▶ [Exercise] Transcribe the lines from the record below exactly, starting with the line that contains "row-label-speed — [33, 263, 169, 326]" and going on through the line that contains "cell-value: 4,83 — [249, 494, 268, 505]".

▶ [Data]
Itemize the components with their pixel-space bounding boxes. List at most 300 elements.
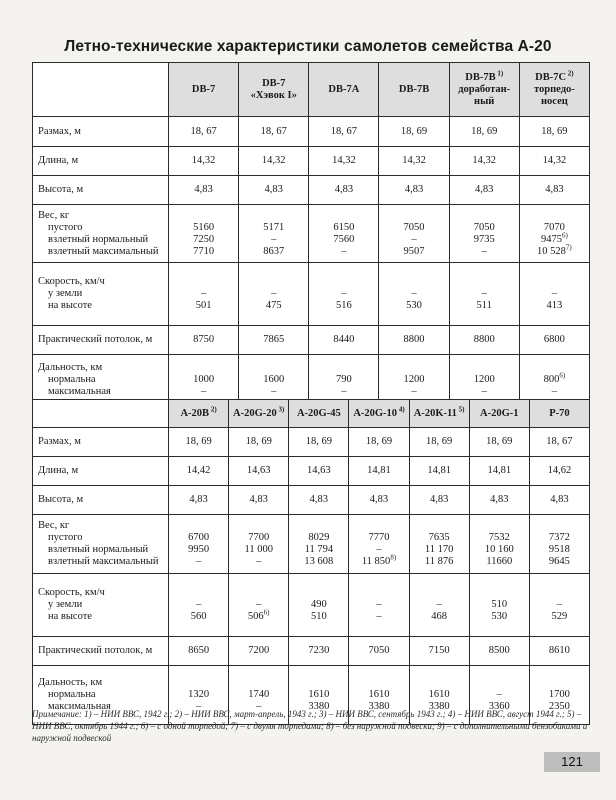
row-label-speed — [33, 263, 169, 326]
cell-value: 10 528$^{7)}$ — [537, 243, 572, 257]
row-sublabel: максимальная — [48, 385, 111, 397]
cell-value: 14,32 — [191, 155, 216, 166]
column-header — [289, 400, 349, 428]
row-label-length — [33, 457, 169, 486]
value-cell — [169, 326, 239, 355]
cell-value: 4,83 — [249, 494, 268, 505]
row-label: Практический потолок, м — [38, 645, 153, 656]
cell-value: 2350 — [548, 701, 570, 712]
value-cell — [529, 428, 589, 457]
row-label: Дальность, км — [38, 361, 103, 373]
row-label-height — [33, 176, 169, 205]
cell-value: 18, 69 — [400, 125, 428, 137]
value-cell — [409, 428, 469, 457]
cell-value: – — [195, 556, 202, 567]
row-label: Вес, кг — [38, 209, 70, 221]
value-cell — [529, 515, 589, 574]
value-stack — [474, 587, 525, 623]
column-header — [469, 400, 529, 428]
value-cell — [229, 574, 289, 637]
cell-value: 530 — [406, 300, 422, 311]
cell-value: 1200 — [403, 373, 425, 385]
cell-value: 18, 67 — [546, 436, 573, 447]
header-line: DB-7A — [328, 83, 360, 95]
table-row — [33, 117, 590, 147]
value-cell — [449, 205, 519, 263]
row-sublabel: максимальная — [48, 701, 111, 712]
row-label: Вес, кг — [38, 520, 70, 531]
cell-value: – — [271, 233, 277, 245]
cell-value: 14,81 — [487, 465, 512, 476]
value-stack — [454, 210, 515, 258]
value-stack — [233, 520, 284, 568]
value-stack — [313, 362, 374, 398]
table-row — [33, 574, 590, 637]
value-cell — [409, 457, 469, 486]
footnote-ref: 6) — [263, 608, 270, 617]
row-label-span — [33, 428, 169, 457]
cell-value: 510 — [491, 599, 508, 610]
cell-value: 4,83 — [264, 184, 283, 195]
cell-value: 413 — [546, 300, 563, 311]
row-label: Практический потолок, м — [38, 334, 153, 345]
value-stack — [173, 362, 234, 398]
row-sublabel: пустого — [48, 221, 83, 233]
cell-value: 14,32 — [402, 155, 426, 166]
cell-value: 3380 — [308, 701, 330, 712]
value-stack — [524, 210, 585, 258]
row-sublabel: взлетный нормальный — [48, 544, 149, 555]
column-header — [519, 63, 589, 117]
cell-value: – — [551, 385, 558, 397]
table-row — [33, 486, 590, 515]
value-cell — [529, 574, 589, 637]
cell-value: 7050 — [473, 221, 495, 233]
cell-value: – — [436, 599, 442, 610]
row-label: Длина, м — [38, 465, 79, 476]
value-cell — [409, 637, 469, 666]
value-cell — [449, 263, 519, 326]
row-sublabel: у земли — [48, 599, 83, 610]
cell-value: – — [200, 288, 207, 299]
row-label: Размах, м — [38, 125, 81, 137]
row-sublabel: пустого — [48, 532, 83, 543]
cell-value: 18, 69 — [426, 436, 453, 447]
cell-value: 8440 — [333, 334, 355, 345]
cell-value: 4,83 — [490, 494, 509, 505]
column-header — [379, 63, 449, 117]
cell-value: 7070 — [543, 221, 565, 233]
row-sublabel: у земли — [48, 288, 83, 299]
cell-value: 475 — [265, 300, 282, 311]
cell-value: 7150 — [428, 645, 450, 656]
value-cell — [309, 176, 379, 205]
cell-value: 7710 — [193, 245, 215, 257]
cell-value: 4,83 — [334, 184, 354, 195]
cell-value: 3360 — [488, 701, 510, 712]
value-cell — [169, 205, 239, 263]
value-cell — [289, 574, 349, 637]
footnote-ref: 5) — [456, 405, 465, 413]
value-cell — [169, 263, 239, 326]
cell-value: – — [376, 544, 382, 555]
value-cell — [289, 486, 349, 515]
value-cell — [239, 326, 309, 355]
cell-value: 5171 — [263, 221, 285, 233]
cell-value: 4,83 — [475, 184, 494, 195]
cell-value: – — [256, 599, 262, 610]
cell-value: 4,83 — [189, 494, 208, 505]
cell-value: 14,81 — [367, 465, 391, 476]
cell-value: 4,83 — [404, 184, 424, 195]
value-cell — [349, 637, 409, 666]
value-cell — [469, 637, 529, 666]
cell-value: 8650 — [188, 645, 210, 656]
footnote: Примечание: 1) – НИИ ВВС, 1942 г.; 2) – НИИ ВВС, март-апрель, 1943 г.; 3) – НИИ ВВС, сентябрь 1943 г.; 4) – НИИ ВВС, август 1944 г.; 5) – НИИ ВВС, октябрь 1944 г.; 6) – с одной торпедой; 7) – с двумя торпедами; 8) – без наружной подвески; 9) – с дополнительными бензобаками и наружной подвеской — [32, 709, 588, 743]
cell-value: 11 170 — [424, 544, 454, 555]
cell-value: 11 794 — [304, 544, 334, 555]
cell-value: 11660 — [486, 556, 513, 567]
cell-value: 14,32 — [472, 155, 497, 166]
header-line: ный — [474, 95, 495, 107]
value-cell — [449, 355, 519, 405]
value-cell — [409, 486, 469, 515]
value-cell — [449, 117, 519, 147]
row-label: Высота, м — [38, 494, 84, 505]
value-stack — [173, 276, 234, 312]
cell-value: 7700 — [248, 532, 270, 543]
row-label: Скорость, км/ч — [38, 587, 105, 598]
column-header — [529, 400, 589, 428]
value-cell — [349, 457, 409, 486]
table-row — [33, 457, 590, 486]
value-cell — [349, 515, 409, 574]
cell-value: – — [195, 701, 202, 712]
cell-value: – — [481, 288, 487, 299]
footnote-ref: 4) — [397, 405, 405, 413]
cell-value: 7230 — [308, 645, 330, 656]
cell-value: 7770 — [368, 532, 390, 543]
cell-value: 4,83 — [309, 494, 329, 505]
value-cell — [349, 428, 409, 457]
cell-value: 4,83 — [545, 184, 564, 195]
value-cell — [289, 637, 349, 666]
footnote-ref: 2) — [209, 405, 217, 413]
cell-value: 18, 69 — [305, 436, 332, 447]
cell-value: 4,83 — [550, 494, 569, 505]
cell-value: – — [256, 556, 262, 567]
value-cell — [379, 205, 449, 263]
cell-value: 18, 69 — [245, 436, 272, 447]
value-stack — [383, 362, 444, 398]
value-stack — [243, 276, 304, 312]
cell-value: 516 — [336, 300, 352, 311]
cell-value: – — [411, 288, 417, 299]
cell-value: 490 — [310, 599, 327, 610]
header-line: A-20G-10 $^{4)}$ — [353, 405, 405, 419]
header-line: «Хэвок I» — [250, 89, 297, 101]
cell-value: 9507 — [403, 245, 425, 257]
cell-value: – — [496, 689, 502, 700]
cell-value: 510 — [310, 611, 327, 622]
value-stack — [414, 587, 465, 623]
value-cell — [449, 176, 519, 205]
value-cell — [169, 355, 239, 405]
cell-value: 790 — [336, 373, 352, 385]
cell-value: 5160 — [193, 221, 215, 233]
value-cell — [379, 117, 449, 147]
cell-value: 530 — [491, 611, 508, 622]
column-header — [169, 400, 229, 428]
cell-value: 1320 — [188, 689, 210, 700]
cell-value: – — [256, 701, 262, 712]
value-cell — [289, 457, 349, 486]
cell-value: 560 — [190, 611, 207, 622]
value-cell — [239, 176, 309, 205]
value-cell — [169, 117, 239, 147]
cell-value: 4,83 — [369, 494, 389, 505]
cell-value: 18, 69 — [365, 436, 393, 447]
cell-value: – — [341, 245, 347, 257]
value-cell — [469, 574, 529, 637]
value-cell — [239, 117, 309, 147]
value-stack — [313, 210, 374, 258]
table-row — [33, 428, 590, 457]
cell-value: 14,62 — [547, 465, 572, 476]
cell-value: 4,83 — [429, 494, 449, 505]
cell-value: – — [411, 385, 417, 397]
cell-value: 14,42 — [186, 465, 211, 476]
row-label-weight — [33, 515, 169, 574]
value-stack — [173, 210, 234, 258]
row-sublabel: взлетный максимальный — [48, 556, 159, 567]
value-cell — [169, 486, 229, 515]
row-label-height — [33, 486, 169, 515]
value-stack — [293, 587, 344, 623]
column-header — [169, 63, 239, 117]
value-cell — [519, 117, 589, 147]
value-cell — [469, 486, 529, 515]
value-stack — [474, 520, 525, 568]
cell-value: – — [411, 233, 417, 245]
cell-value: 1000 — [193, 373, 215, 385]
row-sublabel: на высоте — [48, 611, 92, 622]
cell-value: 18, 67 — [260, 125, 287, 137]
value-cell — [239, 355, 309, 405]
page-title: Летно-технические характеристики самолетов семейства A-20 — [64, 38, 552, 55]
row-label-span — [33, 117, 169, 147]
value-cell — [169, 457, 229, 486]
value-cell — [379, 326, 449, 355]
cell-value: 8800 — [473, 334, 495, 345]
cell-value: 11 876 — [424, 556, 454, 567]
corner-cell — [33, 400, 169, 428]
row-label: Размах, м — [38, 436, 81, 447]
cell-value: 1610 — [308, 689, 330, 700]
value-cell — [519, 326, 589, 355]
footnote-ref: 1) — [495, 69, 504, 77]
value-stack — [313, 276, 374, 312]
cell-value: 7050 — [368, 645, 390, 656]
cell-value: 529 — [551, 611, 568, 622]
header-line: A-20B $^{2)}$ — [180, 405, 217, 419]
cell-value: 1600 — [263, 373, 285, 385]
footnote-ref: 8) — [390, 553, 397, 562]
value-cell — [169, 637, 229, 666]
value-cell — [379, 263, 449, 326]
cell-value: 10 160 — [484, 544, 514, 555]
cell-value: 7200 — [248, 645, 270, 656]
cell-value: 14,81 — [427, 465, 451, 476]
cell-value: 14,32 — [542, 155, 567, 166]
value-cell — [469, 428, 529, 457]
value-stack — [534, 520, 585, 568]
cell-value: – — [200, 385, 207, 397]
cell-value: 501 — [195, 300, 212, 311]
row-sublabel: на высоте — [48, 300, 92, 311]
cell-value: 8500 — [488, 645, 510, 656]
value-stack — [173, 587, 224, 623]
row-label: Высота, м — [38, 184, 84, 195]
row-label: Длина, м — [38, 155, 79, 166]
value-cell — [309, 117, 379, 147]
header-row — [33, 63, 590, 117]
column-header — [409, 400, 469, 428]
cell-value: 18, 67 — [190, 125, 217, 137]
cell-value: – — [271, 288, 277, 299]
cell-value: 9735 — [473, 233, 495, 245]
value-cell — [169, 574, 229, 637]
value-cell — [309, 355, 379, 405]
cell-value: 8750 — [193, 334, 215, 345]
cell-value: – — [376, 599, 382, 610]
table-row — [33, 326, 590, 355]
footnote-ref: 6) — [561, 231, 568, 239]
cell-value: 1700 — [548, 689, 570, 700]
cell-value: 1610 — [428, 689, 450, 700]
cell-value: 11 000 — [244, 544, 273, 555]
cell-value: 9518 — [548, 544, 570, 555]
value-stack — [243, 362, 304, 398]
cell-value: 1610 — [368, 689, 390, 700]
header-line: носец — [540, 95, 568, 107]
row-label-ceiling — [33, 326, 169, 355]
value-cell — [309, 263, 379, 326]
value-stack — [353, 520, 404, 568]
value-cell — [309, 326, 379, 355]
value-stack — [524, 276, 585, 312]
table-row — [33, 355, 590, 405]
value-cell — [449, 147, 519, 176]
header-line: DB-7C $^{2)}$ — [535, 69, 574, 83]
column-header — [309, 63, 379, 117]
cell-value: 8029 — [308, 532, 330, 543]
cell-value: 14,32 — [332, 155, 356, 166]
value-cell — [519, 263, 589, 326]
value-stack — [534, 587, 585, 623]
value-cell — [289, 428, 349, 457]
cell-value: 7372 — [548, 532, 570, 543]
cell-value: 6700 — [188, 532, 210, 543]
value-stack — [454, 276, 515, 312]
cell-value: – — [341, 385, 347, 397]
cell-value: 7560 — [333, 233, 355, 245]
cell-value: 18, 67 — [330, 125, 358, 137]
row-sublabel: взлетный нормальный — [48, 233, 149, 245]
cell-value: 18, 69 — [486, 436, 513, 447]
value-cell — [169, 515, 229, 574]
value-cell — [309, 205, 379, 263]
cell-value: – — [195, 599, 202, 610]
spec-table-db7 — [32, 62, 590, 405]
value-cell — [349, 574, 409, 637]
value-cell — [309, 147, 379, 176]
value-cell — [529, 457, 589, 486]
value-cell — [519, 147, 589, 176]
cell-value: 3380 — [428, 701, 450, 712]
cell-value: 8800 — [403, 334, 425, 345]
value-stack — [353, 587, 404, 623]
value-cell — [469, 457, 529, 486]
value-cell — [519, 176, 589, 205]
cell-value: 8637 — [263, 245, 285, 257]
cell-value: 6150 — [333, 221, 355, 233]
header-line: доработан- — [458, 83, 511, 95]
value-stack — [383, 276, 444, 312]
cell-value: – — [556, 599, 563, 610]
cell-value: 7532 — [488, 532, 510, 543]
cell-value: 14,32 — [261, 155, 286, 166]
table-row — [33, 147, 590, 176]
cell-value: 9950 — [188, 544, 210, 555]
value-cell — [469, 515, 529, 574]
cell-value: 18, 69 — [541, 125, 568, 137]
value-cell — [529, 486, 589, 515]
table-row — [33, 205, 590, 263]
cell-value: 8610 — [548, 645, 570, 656]
cell-value: – — [376, 611, 382, 622]
value-cell — [289, 515, 349, 574]
header-line: A-20G-45 — [296, 407, 341, 419]
value-cell — [169, 176, 239, 205]
row-sublabel: взлетный максимальный — [48, 245, 159, 257]
header-line: P-70 — [549, 407, 570, 419]
value-cell — [169, 147, 239, 176]
cell-value: 18, 69 — [185, 436, 212, 447]
table-row — [33, 176, 590, 205]
cell-value: 511 — [476, 300, 492, 311]
value-cell — [519, 355, 589, 405]
column-header — [449, 63, 519, 117]
cell-value: – — [341, 288, 347, 299]
cell-value: 7250 — [193, 233, 215, 245]
value-cell — [229, 637, 289, 666]
value-cell — [229, 428, 289, 457]
value-cell — [229, 486, 289, 515]
header-line: A-20K-11 $^{5)}$ — [413, 405, 465, 419]
header-line: A-20G-20 $^{3)}$ — [233, 405, 285, 419]
header-line: DB-7 — [262, 77, 286, 89]
row-label: Дальность, км — [38, 677, 103, 688]
row-label-ceiling — [33, 637, 169, 666]
value-cell — [379, 176, 449, 205]
value-stack — [243, 210, 304, 258]
spec-table-a20 — [32, 399, 590, 725]
row-label: Скорость, км/ч — [38, 276, 105, 287]
cell-value: 9475$^{6)}$ — [540, 231, 568, 245]
cell-value: 14,63 — [246, 465, 271, 476]
cell-value: – — [271, 385, 277, 397]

▶ [Worked answer]
row-label-speed — [33, 263, 169, 326]
cell-value: 10 528$^{7)}$ — [537, 243, 572, 257]
row-sublabel: максимальная — [48, 385, 111, 397]
cell-value: 14,32 — [191, 155, 216, 166]
column-header — [289, 400, 349, 428]
row-label-length — [33, 457, 169, 486]
value-cell — [169, 326, 239, 355]
cell-value: 4,83 — [249, 494, 268, 505]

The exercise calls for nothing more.